* Start *
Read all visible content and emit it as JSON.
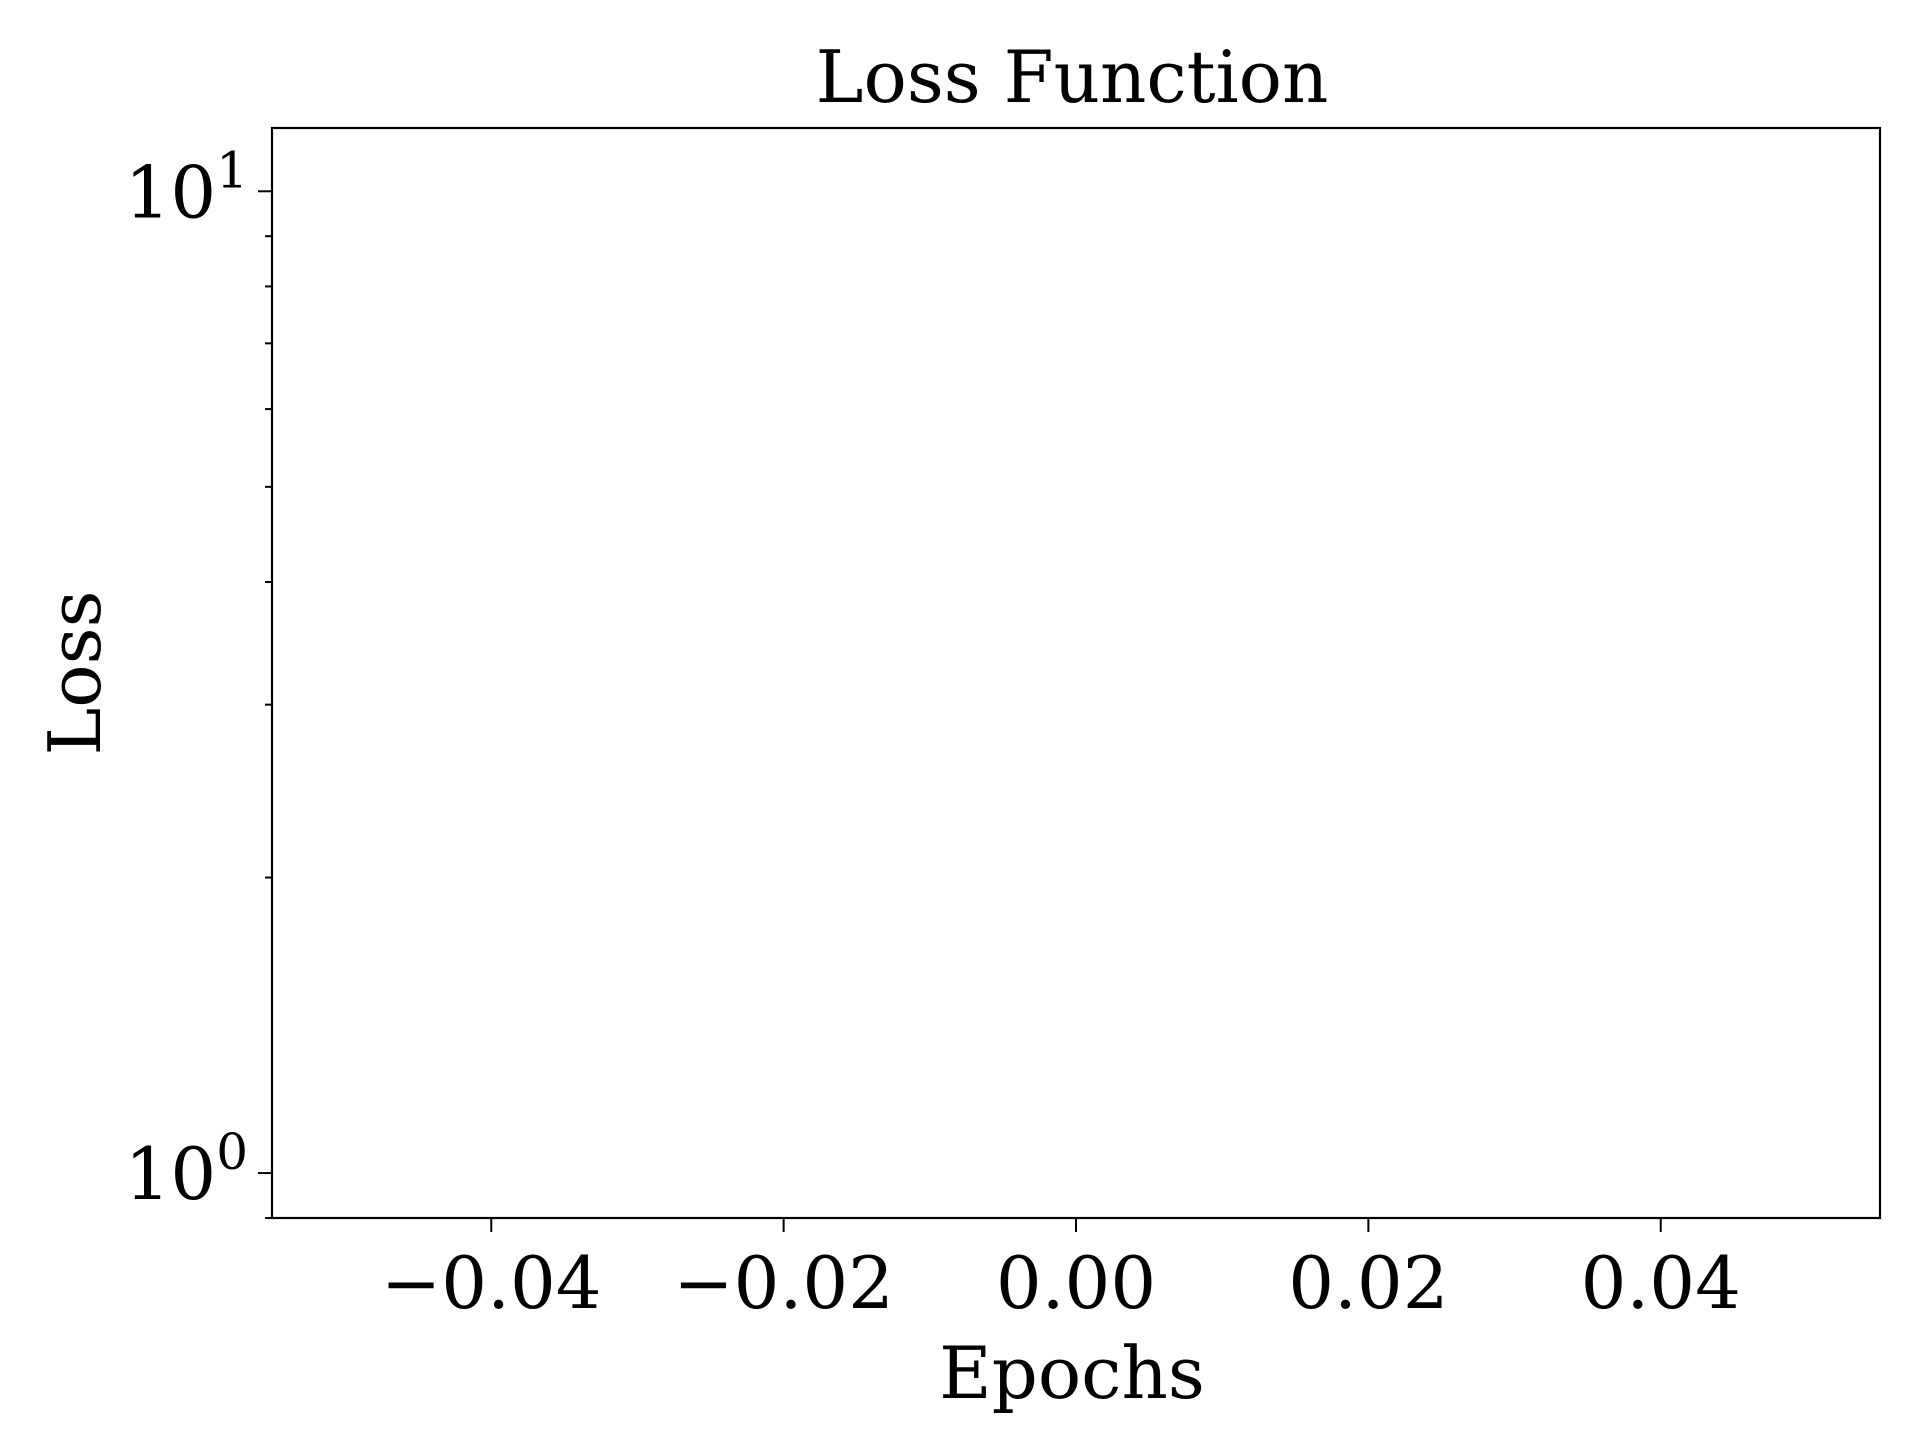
{
  "chart_data": {
    "type": "line",
    "title": "Loss Function",
    "xlabel": "Epochs",
    "ylabel": "Loss",
    "xlim": [
      -0.055,
      0.055
    ],
    "ylim": [
      0.9,
      11.6
    ],
    "yscale": "log",
    "grid": false,
    "x_ticks": [
      {
        "value": -0.04,
        "label": "−0.04"
      },
      {
        "value": -0.02,
        "label": "−0.02"
      },
      {
        "value": 0.0,
        "label": "0.00"
      },
      {
        "value": 0.02,
        "label": "0.02"
      },
      {
        "value": 0.04,
        "label": "0.04"
      }
    ],
    "y_ticks": [
      {
        "value": 1,
        "base": "10",
        "exponent": "0"
      },
      {
        "value": 10,
        "base": "10",
        "exponent": "1"
      }
    ],
    "y_minor_ticks": [
      0.9,
      2,
      3,
      4,
      5,
      6,
      7,
      8,
      9
    ],
    "series": []
  }
}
* End *
- [AIM] Reproduce all the entries that precede this task, word for word, minus any pictures.

- [SOLUTION FOR THIS PROBLEM]
Read all visible content and emit it as JSON.
{
  "chart_data": {
    "type": "line",
    "title": "Loss Function",
    "xlabel": "Epochs",
    "ylabel": "Loss",
    "xlim": [
      -0.055,
      0.055
    ],
    "ylim": [
      0.9,
      11.6
    ],
    "yscale": "log",
    "grid": false,
    "x_ticks": [
      {
        "value": -0.04,
        "label": "−0.04"
      },
      {
        "value": -0.02,
        "label": "−0.02"
      },
      {
        "value": 0.0,
        "label": "0.00"
      },
      {
        "value": 0.02,
        "label": "0.02"
      },
      {
        "value": 0.04,
        "label": "0.04"
      }
    ],
    "y_ticks": [
      {
        "value": 1,
        "base": "10",
        "exponent": "0"
      },
      {
        "value": 10,
        "base": "10",
        "exponent": "1"
      }
    ],
    "y_minor_ticks": [
      0.9,
      2,
      3,
      4,
      5,
      6,
      7,
      8,
      9
    ],
    "series": []
  }
}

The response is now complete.